*Extracted material*
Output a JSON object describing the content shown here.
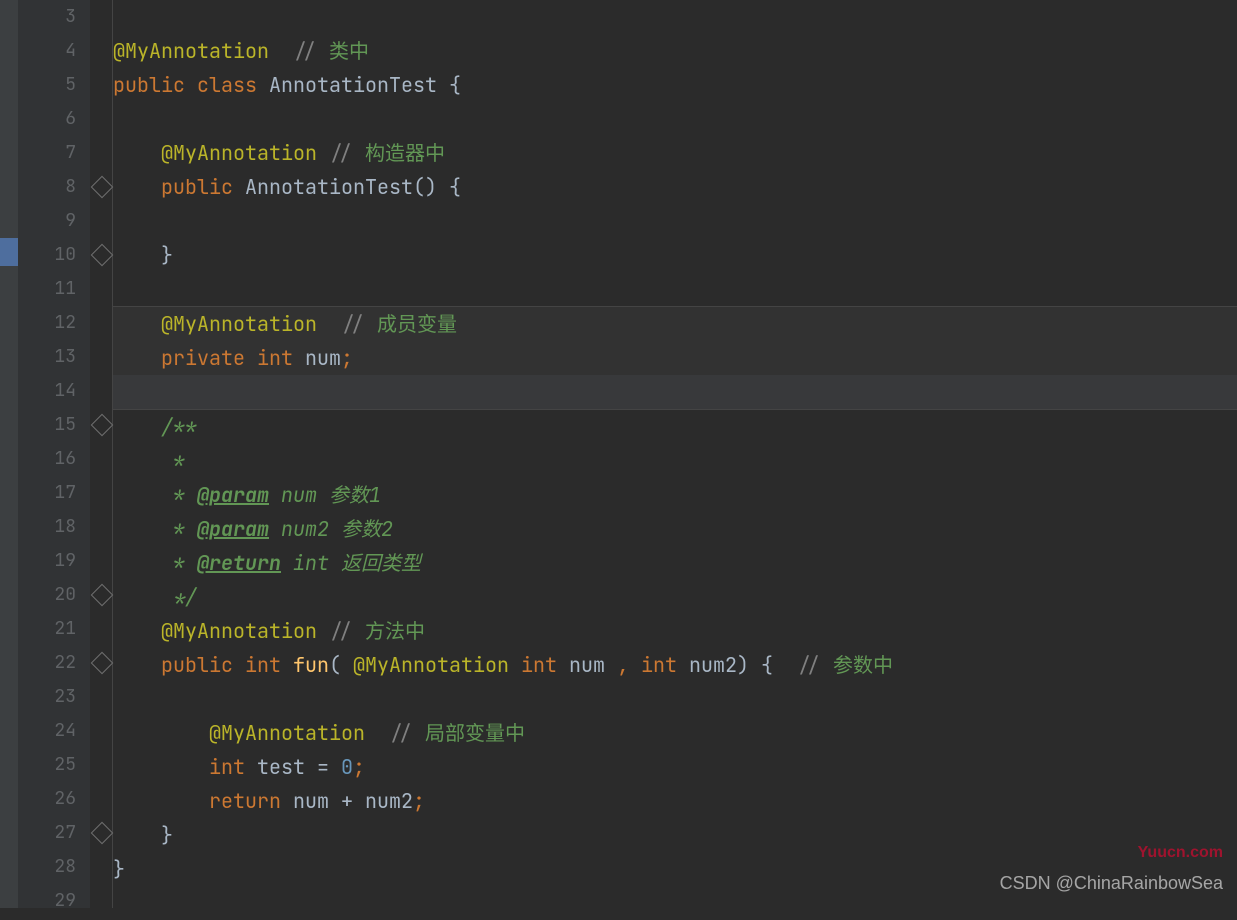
{
  "line_numbers": [
    "3",
    "4",
    "5",
    "6",
    "7",
    "8",
    "9",
    "10",
    "11",
    "12",
    "13",
    "14",
    "15",
    "16",
    "17",
    "18",
    "19",
    "20",
    "21",
    "22",
    "23",
    "24",
    "25",
    "26",
    "27",
    "28",
    "29"
  ],
  "code": {
    "l3": "",
    "l4": {
      "anno": "@MyAnnotation",
      "sep": "  ",
      "c1": "// ",
      "c2": "类中"
    },
    "l5": {
      "kw1": "public ",
      "kw2": "class ",
      "name": "AnnotationTest ",
      "brace": "{"
    },
    "l6": "",
    "l7": {
      "anno": "@MyAnnotation ",
      "c1": "// ",
      "c2": "构造器中"
    },
    "l8": {
      "kw": "public ",
      "name": "AnnotationTest",
      "p1": "(",
      "p2": ") ",
      "brace": "{"
    },
    "l9": "",
    "l10": {
      "brace": "}"
    },
    "l11": "",
    "l12": {
      "anno": "@MyAnnotation",
      "sep": "  ",
      "c1": "// ",
      "c2": "成员变量"
    },
    "l13": {
      "kw1": "private ",
      "kw2": "int ",
      "name": "num",
      "semi": ";"
    },
    "l14": "",
    "l15": {
      "doc": "/**"
    },
    "l16": {
      "doc": " *"
    },
    "l17": {
      "pre": " * ",
      "tag": "@param",
      "rest": " num 参数1"
    },
    "l18": {
      "pre": " * ",
      "tag": "@param",
      "rest": " num2 参数2"
    },
    "l19": {
      "pre": " * ",
      "tag": "@return",
      "rest": " int 返回类型"
    },
    "l20": {
      "doc": " */"
    },
    "l21": {
      "anno": "@MyAnnotation ",
      "c1": "// ",
      "c2": "方法中"
    },
    "l22": {
      "kw1": "public ",
      "kw2": "int ",
      "name": "fun",
      "p1": "( ",
      "anno": "@MyAnnotation ",
      "kw3": "int ",
      "a1": "num ",
      "comma": ", ",
      "kw4": "int ",
      "a2": "num2",
      "p2": ") ",
      "brace": "{",
      "sep": "  ",
      "c1": "// ",
      "c2": "参数中"
    },
    "l23": "",
    "l24": {
      "anno": "@MyAnnotation",
      "sep": "  ",
      "c1": "// ",
      "c2": "局部变量中"
    },
    "l25": {
      "kw": "int ",
      "name": "test ",
      "eq": "= ",
      "val": "0",
      "semi": ";"
    },
    "l26": {
      "kw": "return ",
      "a1": "num ",
      "op": "+ ",
      "a2": "num2",
      "semi": ";"
    },
    "l27": {
      "brace": "}"
    },
    "l28": {
      "brace": "}"
    },
    "l29": ""
  },
  "watermark1": "Yuucn.com",
  "watermark2": "CSDN @ChinaRainbowSea"
}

*Aim*
The listing above needs to be output again exactly. Don't include the pictures.

*Completed exercise*
Output a JSON object describing the content shown here.
{
  "line_numbers": [
    "3",
    "4",
    "5",
    "6",
    "7",
    "8",
    "9",
    "10",
    "11",
    "12",
    "13",
    "14",
    "15",
    "16",
    "17",
    "18",
    "19",
    "20",
    "21",
    "22",
    "23",
    "24",
    "25",
    "26",
    "27",
    "28",
    "29"
  ],
  "code": {
    "l3": "",
    "l4": {
      "anno": "@MyAnnotation",
      "sep": "  ",
      "c1": "// ",
      "c2": "类中"
    },
    "l5": {
      "kw1": "public ",
      "kw2": "class ",
      "name": "AnnotationTest ",
      "brace": "{"
    },
    "l6": "",
    "l7": {
      "anno": "@MyAnnotation ",
      "c1": "// ",
      "c2": "构造器中"
    },
    "l8": {
      "kw": "public ",
      "name": "AnnotationTest",
      "p1": "(",
      "p2": ") ",
      "brace": "{"
    },
    "l9": "",
    "l10": {
      "brace": "}"
    },
    "l11": "",
    "l12": {
      "anno": "@MyAnnotation",
      "sep": "  ",
      "c1": "// ",
      "c2": "成员变量"
    },
    "l13": {
      "kw1": "private ",
      "kw2": "int ",
      "name": "num",
      "semi": ";"
    },
    "l14": "",
    "l15": {
      "doc": "/**"
    },
    "l16": {
      "doc": " *"
    },
    "l17": {
      "pre": " * ",
      "tag": "@param",
      "rest": " num 参数1"
    },
    "l18": {
      "pre": " * ",
      "tag": "@param",
      "rest": " num2 参数2"
    },
    "l19": {
      "pre": " * ",
      "tag": "@return",
      "rest": " int 返回类型"
    },
    "l20": {
      "doc": " */"
    },
    "l21": {
      "anno": "@MyAnnotation ",
      "c1": "// ",
      "c2": "方法中"
    },
    "l22": {
      "kw1": "public ",
      "kw2": "int ",
      "name": "fun",
      "p1": "( ",
      "anno": "@MyAnnotation ",
      "kw3": "int ",
      "a1": "num ",
      "comma": ", ",
      "kw4": "int ",
      "a2": "num2",
      "p2": ") ",
      "brace": "{",
      "sep": "  ",
      "c1": "// ",
      "c2": "参数中"
    },
    "l23": "",
    "l24": {
      "anno": "@MyAnnotation",
      "sep": "  ",
      "c1": "// ",
      "c2": "局部变量中"
    },
    "l25": {
      "kw": "int ",
      "name": "test ",
      "eq": "= ",
      "val": "0",
      "semi": ";"
    },
    "l26": {
      "kw": "return ",
      "a1": "num ",
      "op": "+ ",
      "a2": "num2",
      "semi": ";"
    },
    "l27": {
      "brace": "}"
    },
    "l28": {
      "brace": "}"
    },
    "l29": ""
  },
  "watermark1": "Yuucn.com",
  "watermark2": "CSDN @ChinaRainbowSea"
}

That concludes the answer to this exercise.